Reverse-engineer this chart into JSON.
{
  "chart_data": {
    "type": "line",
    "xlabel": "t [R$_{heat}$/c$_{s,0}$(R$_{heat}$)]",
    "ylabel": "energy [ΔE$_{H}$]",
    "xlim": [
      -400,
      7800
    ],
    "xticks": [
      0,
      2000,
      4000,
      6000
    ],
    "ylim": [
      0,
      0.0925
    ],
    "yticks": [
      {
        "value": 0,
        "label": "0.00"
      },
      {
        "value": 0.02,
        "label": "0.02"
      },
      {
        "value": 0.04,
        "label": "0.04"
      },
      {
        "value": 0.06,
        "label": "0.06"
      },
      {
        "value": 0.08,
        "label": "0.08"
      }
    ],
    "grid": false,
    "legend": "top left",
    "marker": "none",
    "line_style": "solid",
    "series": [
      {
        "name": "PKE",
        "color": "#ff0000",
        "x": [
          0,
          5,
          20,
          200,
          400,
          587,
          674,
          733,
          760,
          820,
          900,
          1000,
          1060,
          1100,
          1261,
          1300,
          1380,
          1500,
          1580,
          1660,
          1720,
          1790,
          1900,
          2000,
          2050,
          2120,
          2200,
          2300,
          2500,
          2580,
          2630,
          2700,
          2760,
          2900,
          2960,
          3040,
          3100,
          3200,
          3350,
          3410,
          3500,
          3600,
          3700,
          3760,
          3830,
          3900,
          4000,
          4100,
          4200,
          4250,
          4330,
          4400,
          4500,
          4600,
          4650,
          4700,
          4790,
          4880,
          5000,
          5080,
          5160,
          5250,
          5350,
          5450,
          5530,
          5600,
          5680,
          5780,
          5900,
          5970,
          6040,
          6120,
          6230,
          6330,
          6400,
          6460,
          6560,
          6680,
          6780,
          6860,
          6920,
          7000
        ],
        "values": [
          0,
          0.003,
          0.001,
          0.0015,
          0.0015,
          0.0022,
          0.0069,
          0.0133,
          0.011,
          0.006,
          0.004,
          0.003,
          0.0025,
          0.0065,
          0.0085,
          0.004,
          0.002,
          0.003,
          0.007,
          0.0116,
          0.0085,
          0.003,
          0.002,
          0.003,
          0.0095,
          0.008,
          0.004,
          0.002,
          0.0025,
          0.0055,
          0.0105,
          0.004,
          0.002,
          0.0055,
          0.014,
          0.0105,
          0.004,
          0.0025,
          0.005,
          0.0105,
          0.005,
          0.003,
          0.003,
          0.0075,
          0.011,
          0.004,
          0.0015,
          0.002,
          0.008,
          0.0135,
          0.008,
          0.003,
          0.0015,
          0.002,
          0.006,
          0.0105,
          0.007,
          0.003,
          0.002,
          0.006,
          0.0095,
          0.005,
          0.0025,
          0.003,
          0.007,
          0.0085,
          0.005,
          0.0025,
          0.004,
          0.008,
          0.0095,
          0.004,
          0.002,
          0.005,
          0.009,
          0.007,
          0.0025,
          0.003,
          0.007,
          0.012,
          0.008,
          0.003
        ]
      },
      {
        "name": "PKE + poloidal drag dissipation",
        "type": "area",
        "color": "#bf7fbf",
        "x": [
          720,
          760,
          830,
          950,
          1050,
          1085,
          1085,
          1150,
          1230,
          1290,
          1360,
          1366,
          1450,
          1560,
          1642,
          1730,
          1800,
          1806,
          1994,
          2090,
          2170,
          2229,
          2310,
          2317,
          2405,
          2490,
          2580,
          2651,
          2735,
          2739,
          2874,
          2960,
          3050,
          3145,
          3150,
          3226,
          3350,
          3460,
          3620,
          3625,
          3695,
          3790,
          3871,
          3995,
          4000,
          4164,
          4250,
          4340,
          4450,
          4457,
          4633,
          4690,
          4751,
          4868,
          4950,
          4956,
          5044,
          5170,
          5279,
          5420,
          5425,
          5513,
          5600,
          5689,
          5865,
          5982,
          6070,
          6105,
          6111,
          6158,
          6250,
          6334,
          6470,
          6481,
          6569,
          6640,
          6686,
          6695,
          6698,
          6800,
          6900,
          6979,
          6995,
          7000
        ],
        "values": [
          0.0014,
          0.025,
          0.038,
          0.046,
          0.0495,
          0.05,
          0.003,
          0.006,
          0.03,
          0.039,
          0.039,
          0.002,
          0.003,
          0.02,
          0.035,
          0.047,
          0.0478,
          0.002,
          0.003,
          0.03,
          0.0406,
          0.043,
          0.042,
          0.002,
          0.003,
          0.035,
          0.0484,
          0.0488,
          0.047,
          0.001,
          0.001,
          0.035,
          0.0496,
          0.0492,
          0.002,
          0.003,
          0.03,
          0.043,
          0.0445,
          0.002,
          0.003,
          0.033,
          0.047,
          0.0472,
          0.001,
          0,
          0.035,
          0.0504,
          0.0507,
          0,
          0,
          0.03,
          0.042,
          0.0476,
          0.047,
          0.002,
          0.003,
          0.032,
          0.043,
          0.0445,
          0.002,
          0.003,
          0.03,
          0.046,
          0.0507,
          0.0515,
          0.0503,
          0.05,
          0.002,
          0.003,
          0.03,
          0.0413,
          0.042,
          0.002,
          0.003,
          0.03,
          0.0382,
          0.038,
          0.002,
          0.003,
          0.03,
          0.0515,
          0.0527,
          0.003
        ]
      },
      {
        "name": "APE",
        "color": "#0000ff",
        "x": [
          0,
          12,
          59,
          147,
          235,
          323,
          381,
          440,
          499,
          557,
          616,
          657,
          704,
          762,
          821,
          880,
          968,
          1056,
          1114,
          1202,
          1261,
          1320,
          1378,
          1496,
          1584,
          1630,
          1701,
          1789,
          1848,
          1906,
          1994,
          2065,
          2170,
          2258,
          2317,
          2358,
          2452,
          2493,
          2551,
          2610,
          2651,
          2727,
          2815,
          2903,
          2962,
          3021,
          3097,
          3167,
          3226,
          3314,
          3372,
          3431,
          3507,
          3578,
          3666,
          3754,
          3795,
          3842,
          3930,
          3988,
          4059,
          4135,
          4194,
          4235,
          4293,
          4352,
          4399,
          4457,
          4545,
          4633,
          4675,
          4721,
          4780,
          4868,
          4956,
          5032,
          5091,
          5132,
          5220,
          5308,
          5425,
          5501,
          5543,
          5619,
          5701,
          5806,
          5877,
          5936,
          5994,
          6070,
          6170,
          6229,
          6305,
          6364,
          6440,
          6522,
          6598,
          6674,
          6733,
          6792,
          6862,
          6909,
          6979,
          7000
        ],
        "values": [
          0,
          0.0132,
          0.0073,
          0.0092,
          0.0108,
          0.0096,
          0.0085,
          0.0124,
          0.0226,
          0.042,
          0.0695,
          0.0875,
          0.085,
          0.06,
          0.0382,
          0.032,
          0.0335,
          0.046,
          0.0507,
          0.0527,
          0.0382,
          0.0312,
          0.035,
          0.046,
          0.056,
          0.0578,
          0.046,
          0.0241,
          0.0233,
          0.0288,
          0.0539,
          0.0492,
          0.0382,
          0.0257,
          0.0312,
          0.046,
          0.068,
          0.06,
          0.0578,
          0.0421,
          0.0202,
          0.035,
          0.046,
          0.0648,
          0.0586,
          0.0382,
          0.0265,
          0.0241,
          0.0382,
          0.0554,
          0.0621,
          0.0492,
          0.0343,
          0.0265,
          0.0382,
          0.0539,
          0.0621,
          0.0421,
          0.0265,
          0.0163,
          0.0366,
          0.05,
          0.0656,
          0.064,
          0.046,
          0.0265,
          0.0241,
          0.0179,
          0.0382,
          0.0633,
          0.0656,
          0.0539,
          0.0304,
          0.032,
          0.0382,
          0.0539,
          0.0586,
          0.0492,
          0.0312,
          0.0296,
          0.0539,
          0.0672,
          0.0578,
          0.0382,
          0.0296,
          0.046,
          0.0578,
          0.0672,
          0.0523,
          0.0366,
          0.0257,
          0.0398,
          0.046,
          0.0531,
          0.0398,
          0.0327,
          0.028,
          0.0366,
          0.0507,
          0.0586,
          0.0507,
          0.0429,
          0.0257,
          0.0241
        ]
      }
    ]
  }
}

^^^^

_Goal_. Show every line where the string "name" appears.

_Correct answer_.
        "name": "PKE",
        "name": "PKE + poloidal drag dissipation",
        "name": "APE",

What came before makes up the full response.